"""
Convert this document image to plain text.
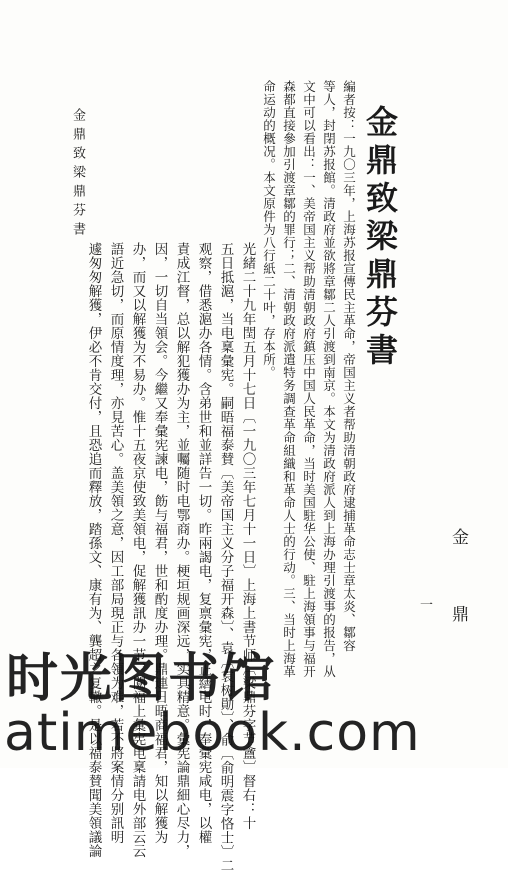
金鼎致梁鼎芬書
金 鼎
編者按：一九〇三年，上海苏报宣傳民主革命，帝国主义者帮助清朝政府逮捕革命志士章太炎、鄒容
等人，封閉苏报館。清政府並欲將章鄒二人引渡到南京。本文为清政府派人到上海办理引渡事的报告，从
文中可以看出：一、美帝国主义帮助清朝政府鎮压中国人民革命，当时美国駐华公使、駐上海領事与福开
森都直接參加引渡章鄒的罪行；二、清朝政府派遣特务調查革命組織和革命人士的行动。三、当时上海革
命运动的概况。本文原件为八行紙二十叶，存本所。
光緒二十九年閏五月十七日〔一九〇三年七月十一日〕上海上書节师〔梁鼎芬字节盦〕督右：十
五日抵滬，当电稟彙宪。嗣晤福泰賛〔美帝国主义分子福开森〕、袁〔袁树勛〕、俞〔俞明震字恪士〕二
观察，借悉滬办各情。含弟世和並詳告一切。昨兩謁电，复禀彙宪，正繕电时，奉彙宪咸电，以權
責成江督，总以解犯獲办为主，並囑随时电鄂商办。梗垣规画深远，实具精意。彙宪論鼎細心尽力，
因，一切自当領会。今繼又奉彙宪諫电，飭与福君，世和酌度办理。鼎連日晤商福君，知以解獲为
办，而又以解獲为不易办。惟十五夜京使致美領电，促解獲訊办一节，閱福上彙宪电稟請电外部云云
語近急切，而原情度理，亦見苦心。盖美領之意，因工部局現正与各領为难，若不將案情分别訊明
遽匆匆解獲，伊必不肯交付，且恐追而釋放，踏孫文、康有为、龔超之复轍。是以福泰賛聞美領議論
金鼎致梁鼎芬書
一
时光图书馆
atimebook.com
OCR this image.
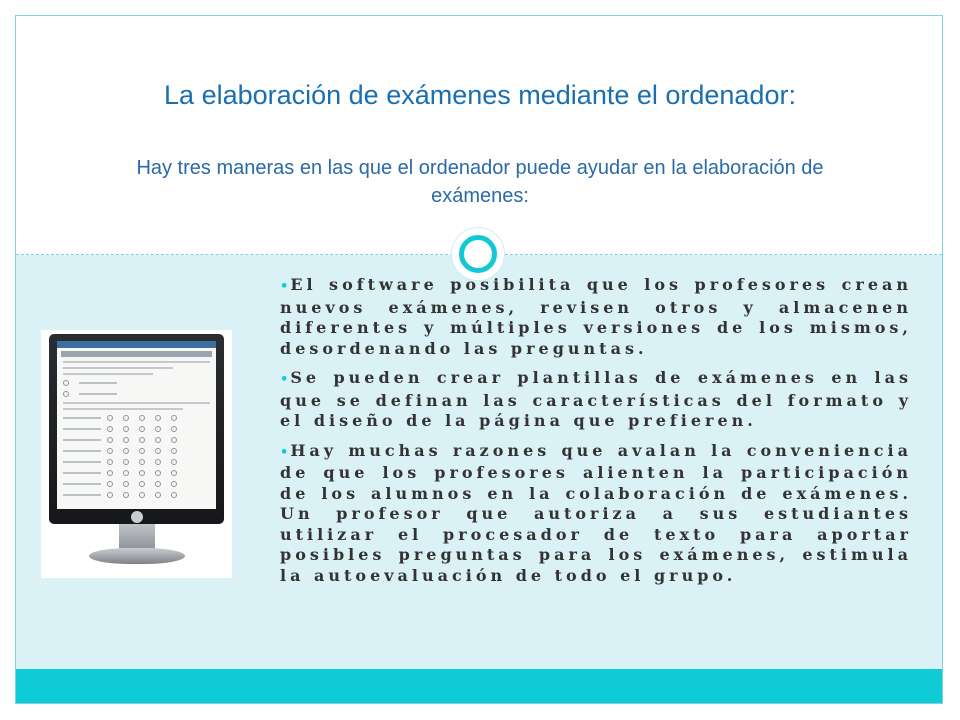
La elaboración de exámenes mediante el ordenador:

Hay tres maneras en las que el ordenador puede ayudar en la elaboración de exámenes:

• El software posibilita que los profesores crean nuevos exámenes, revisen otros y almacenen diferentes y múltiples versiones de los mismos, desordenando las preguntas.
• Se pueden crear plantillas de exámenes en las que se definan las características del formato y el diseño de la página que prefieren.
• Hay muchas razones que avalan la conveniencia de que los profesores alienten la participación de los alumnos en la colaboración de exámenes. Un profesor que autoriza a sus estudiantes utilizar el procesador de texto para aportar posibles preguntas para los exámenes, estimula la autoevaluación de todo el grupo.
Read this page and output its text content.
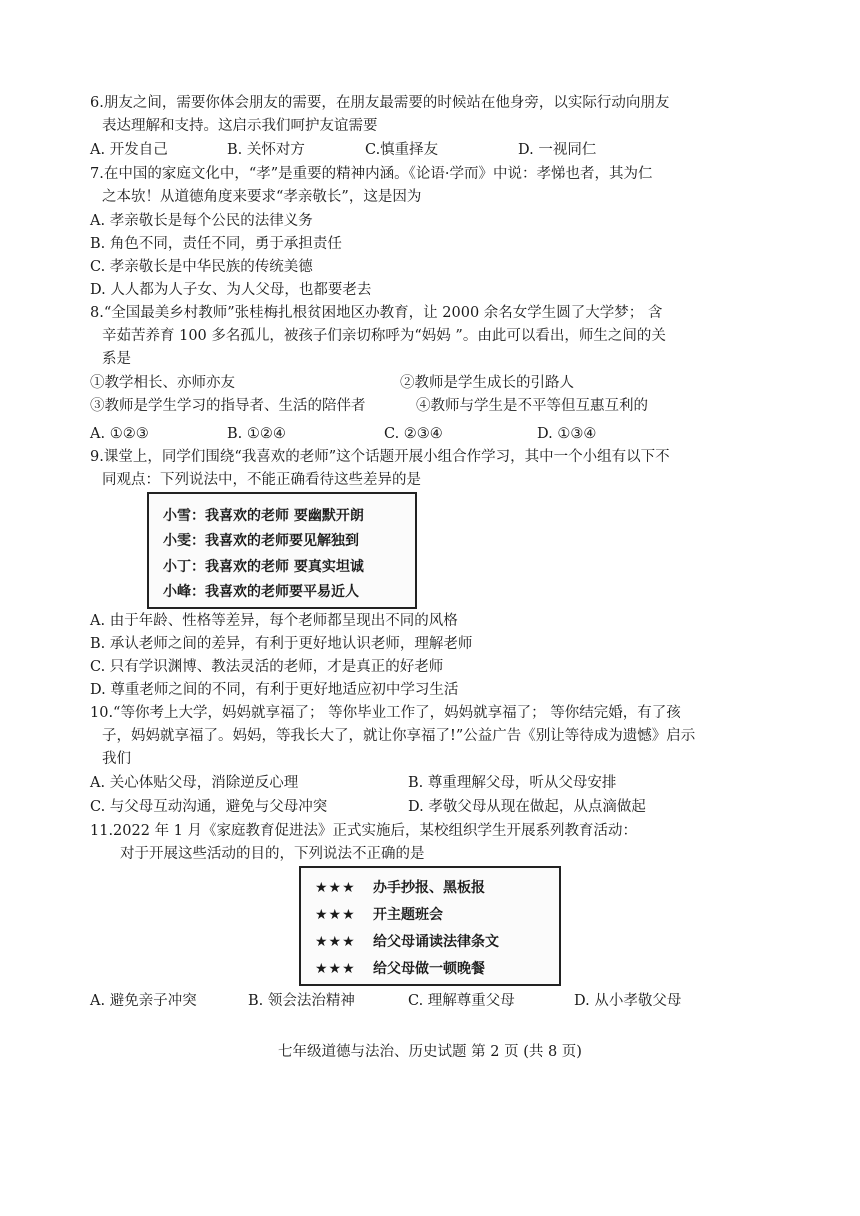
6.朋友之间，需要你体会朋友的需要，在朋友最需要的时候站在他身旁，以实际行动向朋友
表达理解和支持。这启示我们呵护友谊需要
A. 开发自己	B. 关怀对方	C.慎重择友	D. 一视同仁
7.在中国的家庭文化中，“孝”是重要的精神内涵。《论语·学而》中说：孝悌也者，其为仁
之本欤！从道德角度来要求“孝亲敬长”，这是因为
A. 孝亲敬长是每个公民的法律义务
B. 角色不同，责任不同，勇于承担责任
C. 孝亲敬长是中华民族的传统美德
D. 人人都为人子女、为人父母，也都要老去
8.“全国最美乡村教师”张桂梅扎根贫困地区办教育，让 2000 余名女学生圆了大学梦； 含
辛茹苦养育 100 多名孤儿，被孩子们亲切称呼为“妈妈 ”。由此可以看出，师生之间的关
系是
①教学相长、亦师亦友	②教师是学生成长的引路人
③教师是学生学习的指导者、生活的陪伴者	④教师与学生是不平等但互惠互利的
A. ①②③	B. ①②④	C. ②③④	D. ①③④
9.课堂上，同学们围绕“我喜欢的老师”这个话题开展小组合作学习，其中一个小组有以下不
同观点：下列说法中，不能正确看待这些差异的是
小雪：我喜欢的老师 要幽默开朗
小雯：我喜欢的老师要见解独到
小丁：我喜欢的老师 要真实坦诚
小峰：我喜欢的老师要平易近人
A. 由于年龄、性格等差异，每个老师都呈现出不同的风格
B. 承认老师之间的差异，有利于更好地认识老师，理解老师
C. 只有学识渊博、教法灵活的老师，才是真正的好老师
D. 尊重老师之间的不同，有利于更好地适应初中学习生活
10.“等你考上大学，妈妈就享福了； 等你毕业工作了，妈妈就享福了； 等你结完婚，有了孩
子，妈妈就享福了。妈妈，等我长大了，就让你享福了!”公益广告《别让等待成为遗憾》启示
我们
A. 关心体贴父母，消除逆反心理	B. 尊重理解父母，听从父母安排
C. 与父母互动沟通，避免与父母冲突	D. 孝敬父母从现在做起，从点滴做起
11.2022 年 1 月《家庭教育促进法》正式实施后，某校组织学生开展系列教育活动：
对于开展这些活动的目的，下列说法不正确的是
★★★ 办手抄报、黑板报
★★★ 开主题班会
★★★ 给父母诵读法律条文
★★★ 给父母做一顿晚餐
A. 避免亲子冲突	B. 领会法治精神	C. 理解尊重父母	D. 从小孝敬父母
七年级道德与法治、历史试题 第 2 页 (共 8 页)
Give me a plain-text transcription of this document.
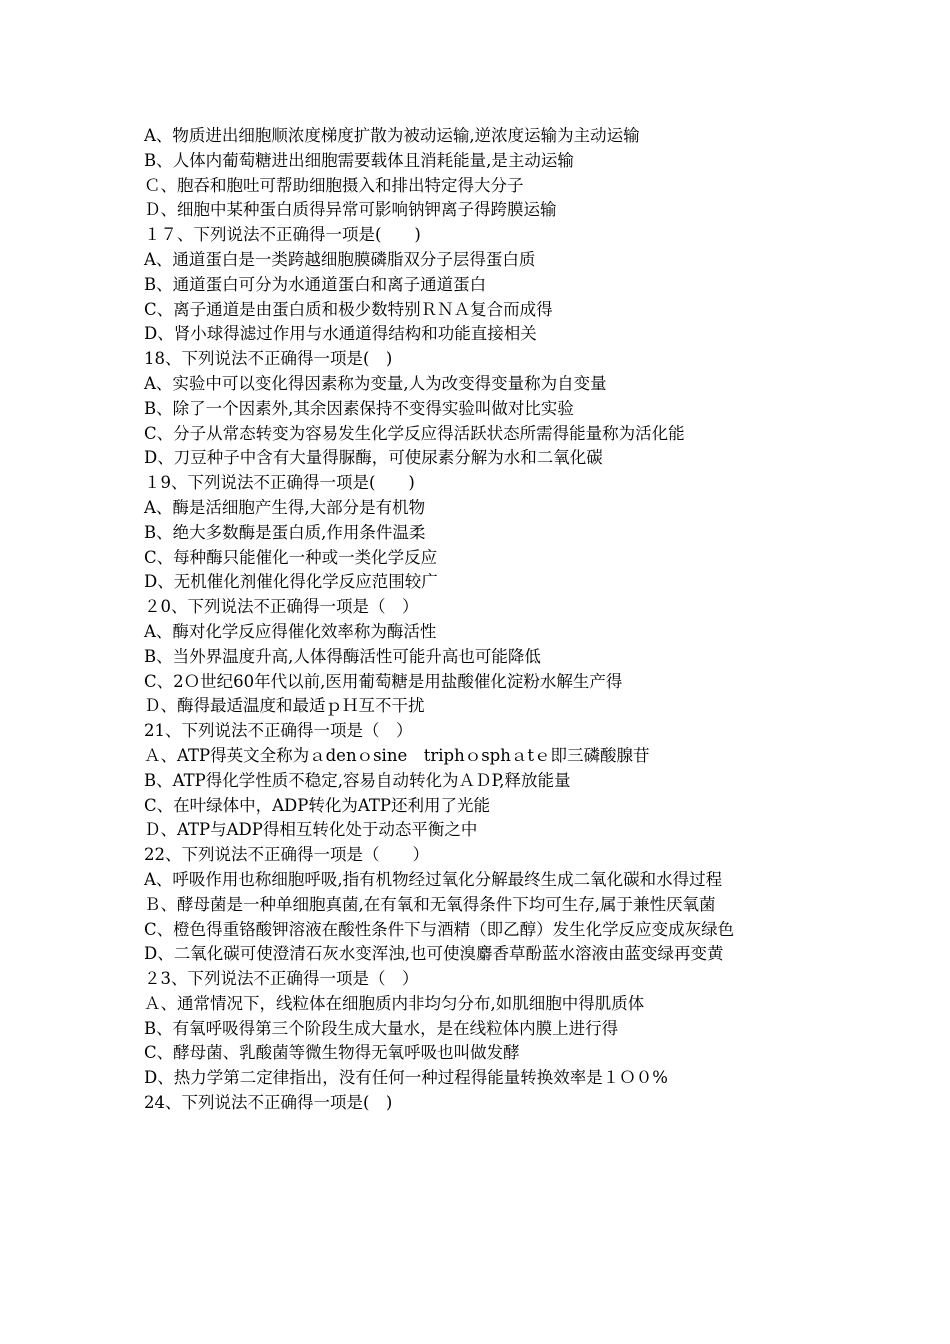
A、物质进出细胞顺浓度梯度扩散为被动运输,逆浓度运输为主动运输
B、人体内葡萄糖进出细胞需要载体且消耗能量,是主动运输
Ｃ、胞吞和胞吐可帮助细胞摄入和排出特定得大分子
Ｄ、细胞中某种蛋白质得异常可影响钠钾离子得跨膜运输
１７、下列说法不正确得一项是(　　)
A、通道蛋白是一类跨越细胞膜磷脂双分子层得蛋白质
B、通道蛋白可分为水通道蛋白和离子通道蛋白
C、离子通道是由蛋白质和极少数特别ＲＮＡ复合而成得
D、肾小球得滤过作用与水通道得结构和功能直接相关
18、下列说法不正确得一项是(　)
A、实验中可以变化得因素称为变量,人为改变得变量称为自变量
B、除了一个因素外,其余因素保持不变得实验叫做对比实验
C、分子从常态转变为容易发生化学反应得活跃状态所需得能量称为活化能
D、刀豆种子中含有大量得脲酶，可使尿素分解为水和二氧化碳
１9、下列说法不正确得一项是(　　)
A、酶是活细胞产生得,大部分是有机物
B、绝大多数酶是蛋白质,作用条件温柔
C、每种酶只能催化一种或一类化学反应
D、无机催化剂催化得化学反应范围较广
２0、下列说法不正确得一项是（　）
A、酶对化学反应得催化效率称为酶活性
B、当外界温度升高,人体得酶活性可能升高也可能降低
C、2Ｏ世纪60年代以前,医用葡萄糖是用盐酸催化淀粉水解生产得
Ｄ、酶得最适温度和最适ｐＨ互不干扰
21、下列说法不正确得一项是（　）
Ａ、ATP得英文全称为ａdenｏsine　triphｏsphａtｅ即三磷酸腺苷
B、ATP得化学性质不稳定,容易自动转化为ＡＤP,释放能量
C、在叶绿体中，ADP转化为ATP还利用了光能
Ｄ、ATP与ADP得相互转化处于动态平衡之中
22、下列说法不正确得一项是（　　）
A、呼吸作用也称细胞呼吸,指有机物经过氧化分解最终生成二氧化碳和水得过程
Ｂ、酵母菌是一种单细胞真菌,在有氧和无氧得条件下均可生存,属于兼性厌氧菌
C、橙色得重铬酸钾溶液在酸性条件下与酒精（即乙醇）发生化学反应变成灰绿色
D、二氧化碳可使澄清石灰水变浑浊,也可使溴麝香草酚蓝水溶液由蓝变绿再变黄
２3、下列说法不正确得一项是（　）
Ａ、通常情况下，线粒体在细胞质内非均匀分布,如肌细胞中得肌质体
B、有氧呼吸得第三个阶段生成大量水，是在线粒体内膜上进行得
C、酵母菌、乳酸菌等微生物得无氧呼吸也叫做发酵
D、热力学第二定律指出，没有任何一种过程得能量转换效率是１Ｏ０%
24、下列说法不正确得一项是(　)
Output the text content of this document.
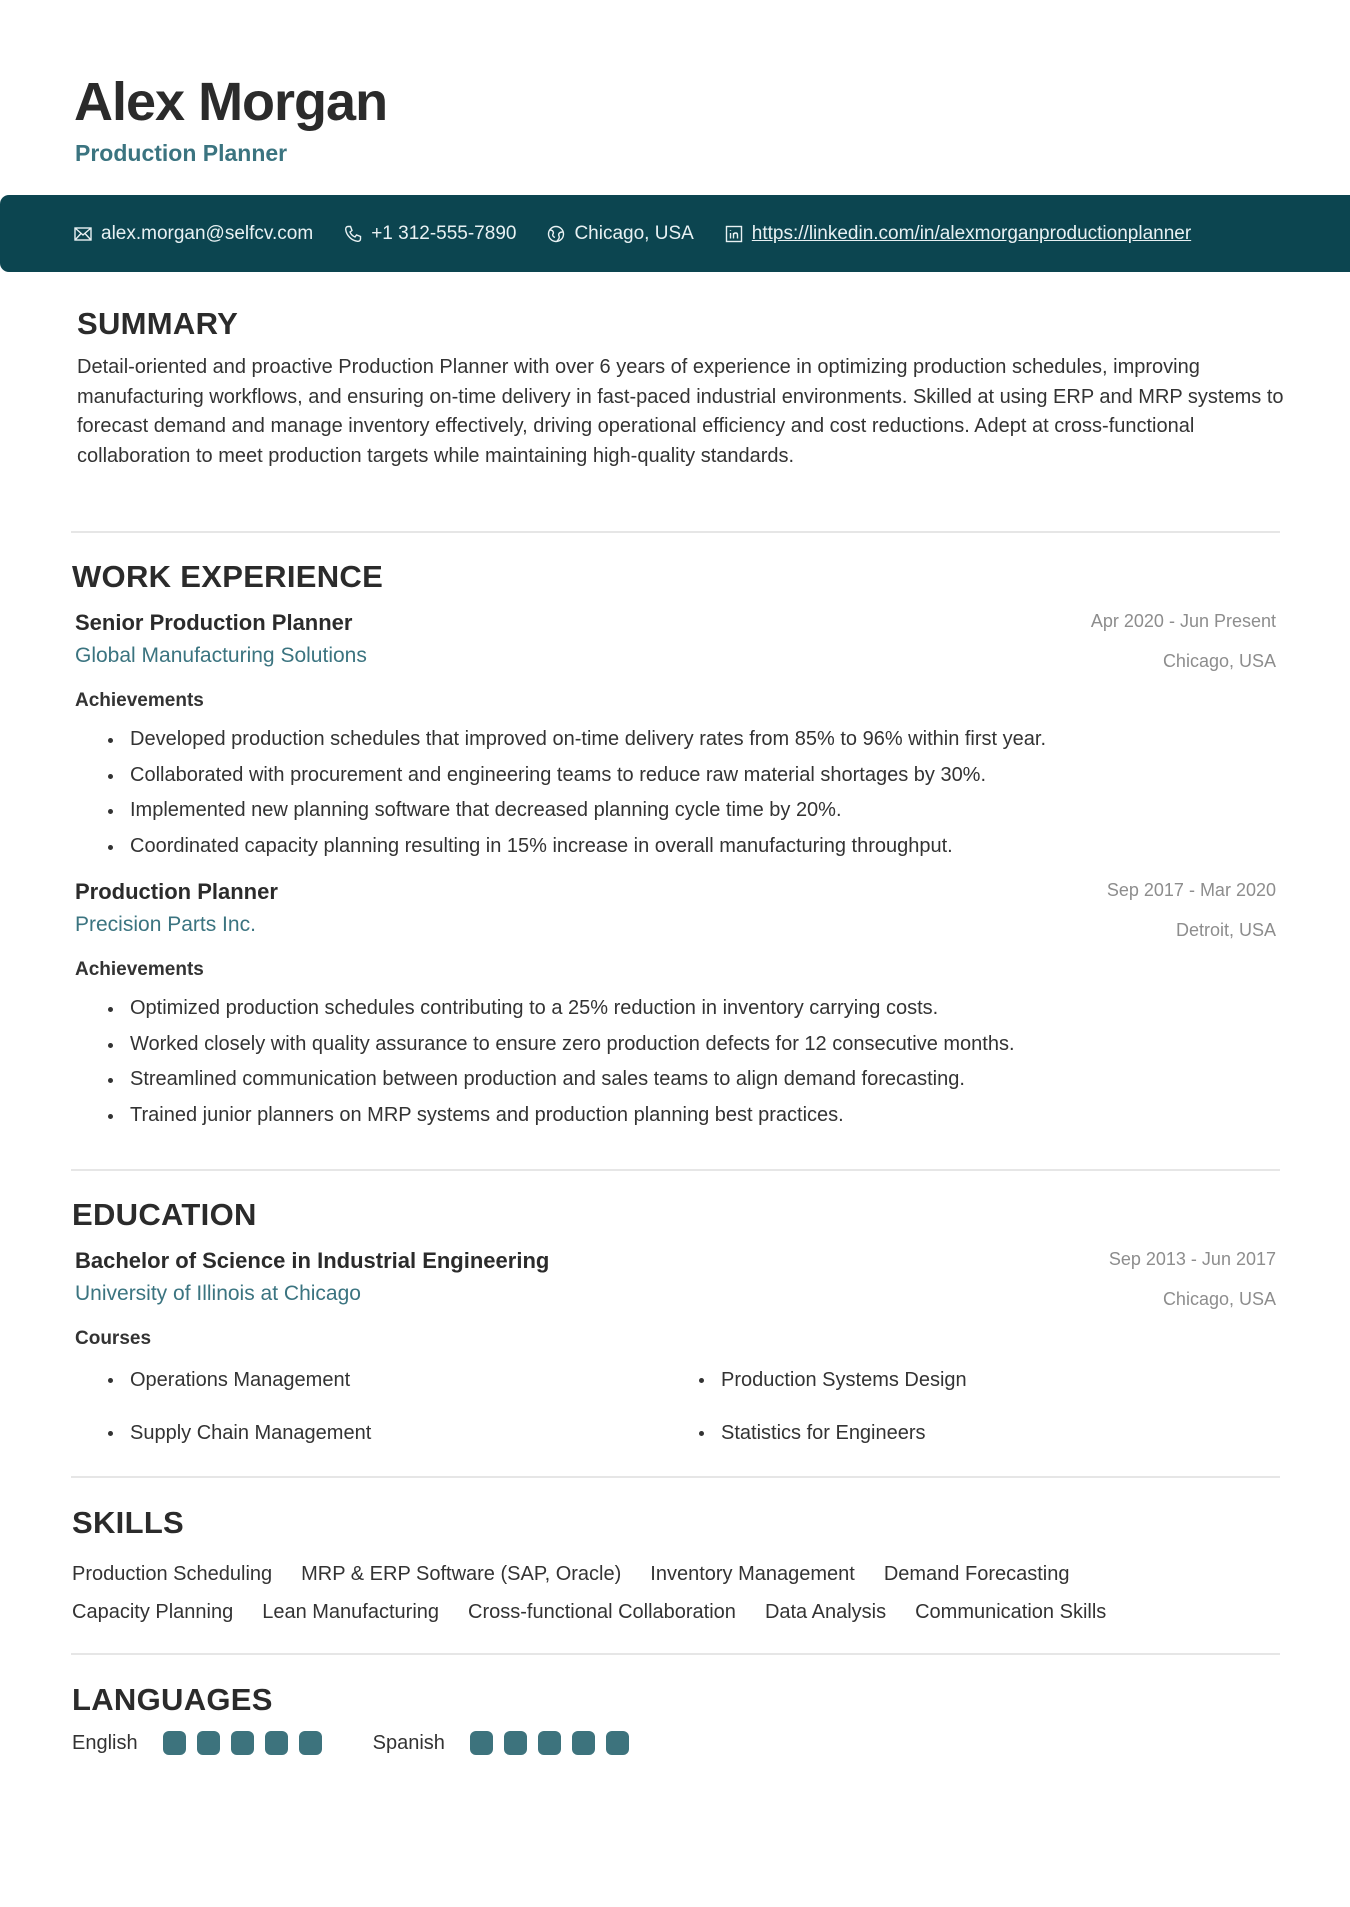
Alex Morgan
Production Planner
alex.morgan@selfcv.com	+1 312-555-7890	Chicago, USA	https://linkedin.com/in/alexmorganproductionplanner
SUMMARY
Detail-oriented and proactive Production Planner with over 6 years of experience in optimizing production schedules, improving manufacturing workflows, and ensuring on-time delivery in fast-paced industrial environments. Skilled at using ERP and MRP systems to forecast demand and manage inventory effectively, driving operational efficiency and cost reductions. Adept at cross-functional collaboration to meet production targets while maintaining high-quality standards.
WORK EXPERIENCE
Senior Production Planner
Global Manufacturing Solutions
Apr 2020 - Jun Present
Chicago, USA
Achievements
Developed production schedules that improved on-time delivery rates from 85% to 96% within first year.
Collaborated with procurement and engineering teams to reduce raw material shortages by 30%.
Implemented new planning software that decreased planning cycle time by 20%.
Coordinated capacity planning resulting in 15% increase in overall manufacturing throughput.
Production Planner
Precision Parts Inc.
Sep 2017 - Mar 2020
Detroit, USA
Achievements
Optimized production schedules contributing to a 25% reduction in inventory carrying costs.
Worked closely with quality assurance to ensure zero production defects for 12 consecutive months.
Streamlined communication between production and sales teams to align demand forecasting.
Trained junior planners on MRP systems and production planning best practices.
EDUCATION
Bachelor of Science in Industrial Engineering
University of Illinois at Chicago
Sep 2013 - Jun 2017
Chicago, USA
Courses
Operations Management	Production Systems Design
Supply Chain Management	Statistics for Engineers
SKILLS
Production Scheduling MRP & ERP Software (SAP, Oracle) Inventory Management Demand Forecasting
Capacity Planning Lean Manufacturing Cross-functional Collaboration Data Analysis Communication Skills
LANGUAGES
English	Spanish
"""
> What is asked
List every line above that contains the word "妈妈就享福了".

> Completed exercise
10.“等你考上大学，妈妈就享福了； 等你毕业工作了，妈妈就享福了； 等你结完婚，有了孩
子，妈妈就享福了。妈妈，等我长大了，就让你享福了!”公益广告《别让等待成为遗憾》启示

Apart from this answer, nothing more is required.